→ Prompt
Set down the data below without change, skipping the pictures it holds.

Items listed in a dataset
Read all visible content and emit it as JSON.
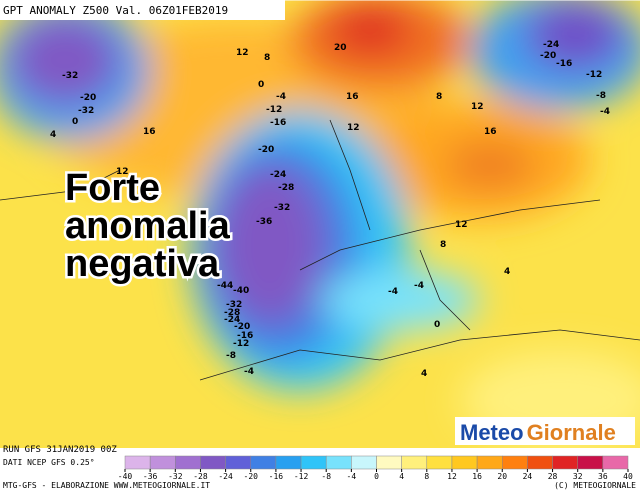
{
  "header": {
    "title": "GPT ANOMALY Z500 Val. 06Z01FEB2019"
  },
  "overlay": {
    "lines": [
      "Forte",
      "anomalia",
      "negativa"
    ]
  },
  "contour_labels": [
    -32,
    -20,
    -32,
    0,
    4,
    16,
    12,
    8,
    0,
    -4,
    -12,
    -16,
    20,
    16,
    12,
    8,
    12,
    16,
    -24,
    -20,
    -16,
    -12,
    -8,
    -4,
    -20,
    -24,
    -28,
    -32,
    -36,
    12,
    12,
    8,
    4,
    -44,
    -40,
    -32,
    -28,
    -24,
    -20,
    -16,
    -12,
    -8,
    -4,
    -4,
    -4,
    0,
    4
  ],
  "footer": {
    "run": "RUN GFS 31JAN2019 00Z",
    "source": "DATI NCEP GFS 0.25°",
    "credit": "MTG-GFS - ELABORAZIONE WWW.METEOGIORNALE.IT",
    "copyright": "(C) METEOGIORNALE"
  },
  "logo": {
    "part1": "Meteo",
    "part2": "Giornale"
  },
  "colorbar": {
    "ticks": [
      -40,
      -36,
      -32,
      -28,
      -24,
      -20,
      -16,
      -12,
      -8,
      -4,
      0,
      4,
      8,
      12,
      16,
      20,
      24,
      28,
      32,
      36,
      40
    ],
    "colors": [
      "#dcb4ea",
      "#c090dc",
      "#a070d0",
      "#8058c4",
      "#6060d8",
      "#4080e4",
      "#28a0f0",
      "#30c4f8",
      "#78e2fc",
      "#c8f6fc",
      "#fffac0",
      "#fff07c",
      "#ffe040",
      "#ffc820",
      "#ffa818",
      "#ff8010",
      "#f05010",
      "#e02424",
      "#c81048",
      "#e868a8"
    ]
  }
}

→ Answer for the task
Read all visible content and emit it as JSON.
{
  "header": {
    "title": "GPT ANOMALY Z500 Val. 06Z01FEB2019"
  },
  "overlay": {
    "lines": [
      "Forte",
      "anomalia",
      "negativa"
    ]
  },
  "contour_labels": [
    -32,
    -20,
    -32,
    0,
    4,
    16,
    12,
    8,
    0,
    -4,
    -12,
    -16,
    20,
    16,
    12,
    8,
    12,
    16,
    -24,
    -20,
    -16,
    -12,
    -8,
    -4,
    -20,
    -24,
    -28,
    -32,
    -36,
    12,
    12,
    8,
    4,
    -44,
    -40,
    -32,
    -28,
    -24,
    -20,
    -16,
    -12,
    -8,
    -4,
    -4,
    -4,
    0,
    4
  ],
  "footer": {
    "run": "RUN GFS 31JAN2019 00Z",
    "source": "DATI NCEP GFS 0.25°",
    "credit": "MTG-GFS - ELABORAZIONE WWW.METEOGIORNALE.IT",
    "copyright": "(C) METEOGIORNALE"
  },
  "logo": {
    "part1": "Meteo",
    "part2": "Giornale"
  },
  "colorbar": {
    "ticks": [
      -40,
      -36,
      -32,
      -28,
      -24,
      -20,
      -16,
      -12,
      -8,
      -4,
      0,
      4,
      8,
      12,
      16,
      20,
      24,
      28,
      32,
      36,
      40
    ],
    "colors": [
      "#dcb4ea",
      "#c090dc",
      "#a070d0",
      "#8058c4",
      "#6060d8",
      "#4080e4",
      "#28a0f0",
      "#30c4f8",
      "#78e2fc",
      "#c8f6fc",
      "#fffac0",
      "#fff07c",
      "#ffe040",
      "#ffc820",
      "#ffa818",
      "#ff8010",
      "#f05010",
      "#e02424",
      "#c81048",
      "#e868a8"
    ]
  }
}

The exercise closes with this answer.